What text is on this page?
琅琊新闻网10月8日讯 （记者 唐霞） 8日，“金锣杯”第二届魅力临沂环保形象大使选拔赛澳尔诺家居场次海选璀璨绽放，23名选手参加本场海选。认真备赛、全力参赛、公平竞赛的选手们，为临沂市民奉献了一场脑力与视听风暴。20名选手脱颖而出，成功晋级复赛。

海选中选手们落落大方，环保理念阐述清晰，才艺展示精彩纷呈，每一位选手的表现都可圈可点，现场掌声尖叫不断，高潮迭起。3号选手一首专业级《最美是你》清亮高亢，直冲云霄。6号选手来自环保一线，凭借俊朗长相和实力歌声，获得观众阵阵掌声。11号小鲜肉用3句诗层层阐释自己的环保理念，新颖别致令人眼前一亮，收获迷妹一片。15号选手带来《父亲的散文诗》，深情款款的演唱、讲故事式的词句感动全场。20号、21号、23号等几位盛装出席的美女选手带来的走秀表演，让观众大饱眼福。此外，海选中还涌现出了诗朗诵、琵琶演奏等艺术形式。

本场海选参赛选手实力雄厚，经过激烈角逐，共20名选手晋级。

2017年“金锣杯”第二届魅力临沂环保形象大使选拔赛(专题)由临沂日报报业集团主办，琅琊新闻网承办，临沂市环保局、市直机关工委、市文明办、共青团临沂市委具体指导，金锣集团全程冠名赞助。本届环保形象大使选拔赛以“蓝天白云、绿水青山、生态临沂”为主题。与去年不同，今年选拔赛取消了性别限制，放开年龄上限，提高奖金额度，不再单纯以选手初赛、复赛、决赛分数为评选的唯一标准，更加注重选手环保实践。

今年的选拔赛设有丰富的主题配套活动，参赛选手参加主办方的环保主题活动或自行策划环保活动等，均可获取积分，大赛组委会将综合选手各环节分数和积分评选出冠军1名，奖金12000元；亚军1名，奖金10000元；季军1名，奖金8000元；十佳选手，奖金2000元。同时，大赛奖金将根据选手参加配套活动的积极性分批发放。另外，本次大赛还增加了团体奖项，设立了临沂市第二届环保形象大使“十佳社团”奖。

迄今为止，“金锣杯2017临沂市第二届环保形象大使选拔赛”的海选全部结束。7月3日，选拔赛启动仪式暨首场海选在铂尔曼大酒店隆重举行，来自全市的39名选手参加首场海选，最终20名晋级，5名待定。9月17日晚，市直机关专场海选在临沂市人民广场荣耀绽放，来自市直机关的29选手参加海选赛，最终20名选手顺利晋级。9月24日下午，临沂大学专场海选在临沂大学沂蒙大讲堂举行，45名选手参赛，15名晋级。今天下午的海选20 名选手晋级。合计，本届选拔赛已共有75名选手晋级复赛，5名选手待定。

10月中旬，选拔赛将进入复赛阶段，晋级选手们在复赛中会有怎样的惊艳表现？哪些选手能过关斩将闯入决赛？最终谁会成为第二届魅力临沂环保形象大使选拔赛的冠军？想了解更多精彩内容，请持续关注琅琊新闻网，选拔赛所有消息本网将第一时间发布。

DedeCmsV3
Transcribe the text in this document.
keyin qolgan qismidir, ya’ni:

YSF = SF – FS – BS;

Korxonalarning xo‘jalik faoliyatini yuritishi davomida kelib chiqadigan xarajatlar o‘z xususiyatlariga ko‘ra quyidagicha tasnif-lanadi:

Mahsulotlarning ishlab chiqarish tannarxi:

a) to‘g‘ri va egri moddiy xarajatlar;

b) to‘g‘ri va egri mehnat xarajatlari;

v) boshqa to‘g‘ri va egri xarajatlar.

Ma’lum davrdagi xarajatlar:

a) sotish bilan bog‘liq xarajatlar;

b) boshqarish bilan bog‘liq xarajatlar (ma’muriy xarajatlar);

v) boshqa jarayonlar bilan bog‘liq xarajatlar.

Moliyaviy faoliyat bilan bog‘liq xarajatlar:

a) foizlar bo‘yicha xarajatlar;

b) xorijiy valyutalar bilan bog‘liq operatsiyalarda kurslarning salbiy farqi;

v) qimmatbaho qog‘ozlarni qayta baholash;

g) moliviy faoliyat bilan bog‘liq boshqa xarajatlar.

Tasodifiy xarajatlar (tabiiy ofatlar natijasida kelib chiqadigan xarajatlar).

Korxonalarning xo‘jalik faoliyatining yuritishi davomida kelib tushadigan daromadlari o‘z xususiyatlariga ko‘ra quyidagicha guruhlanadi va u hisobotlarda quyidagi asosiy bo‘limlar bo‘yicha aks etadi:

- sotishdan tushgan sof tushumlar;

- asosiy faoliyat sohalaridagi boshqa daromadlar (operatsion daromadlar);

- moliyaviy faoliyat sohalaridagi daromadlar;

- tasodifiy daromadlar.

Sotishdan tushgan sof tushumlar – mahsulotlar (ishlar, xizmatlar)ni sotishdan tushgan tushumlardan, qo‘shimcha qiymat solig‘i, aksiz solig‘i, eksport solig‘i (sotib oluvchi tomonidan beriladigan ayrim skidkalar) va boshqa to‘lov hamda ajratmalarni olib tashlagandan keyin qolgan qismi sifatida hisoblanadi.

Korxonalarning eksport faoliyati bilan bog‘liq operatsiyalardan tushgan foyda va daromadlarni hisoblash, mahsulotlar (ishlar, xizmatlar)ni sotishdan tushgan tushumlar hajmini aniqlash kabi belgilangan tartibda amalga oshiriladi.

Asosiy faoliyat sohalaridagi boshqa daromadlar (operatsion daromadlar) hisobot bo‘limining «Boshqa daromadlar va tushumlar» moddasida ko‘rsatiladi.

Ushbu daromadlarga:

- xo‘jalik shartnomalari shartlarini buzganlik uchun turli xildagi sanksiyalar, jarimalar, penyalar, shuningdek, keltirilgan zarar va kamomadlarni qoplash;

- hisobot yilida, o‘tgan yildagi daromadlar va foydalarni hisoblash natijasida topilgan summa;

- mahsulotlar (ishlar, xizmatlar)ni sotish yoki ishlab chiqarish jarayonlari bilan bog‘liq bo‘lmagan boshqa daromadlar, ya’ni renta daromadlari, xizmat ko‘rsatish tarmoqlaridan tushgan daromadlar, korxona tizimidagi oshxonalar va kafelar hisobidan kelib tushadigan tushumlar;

## EXERCISE DESCRIPTION
In the entries above, count each line holding "quyidagicha" and report the total and nothing more.

## RESULT OF THIS EXERCISE
2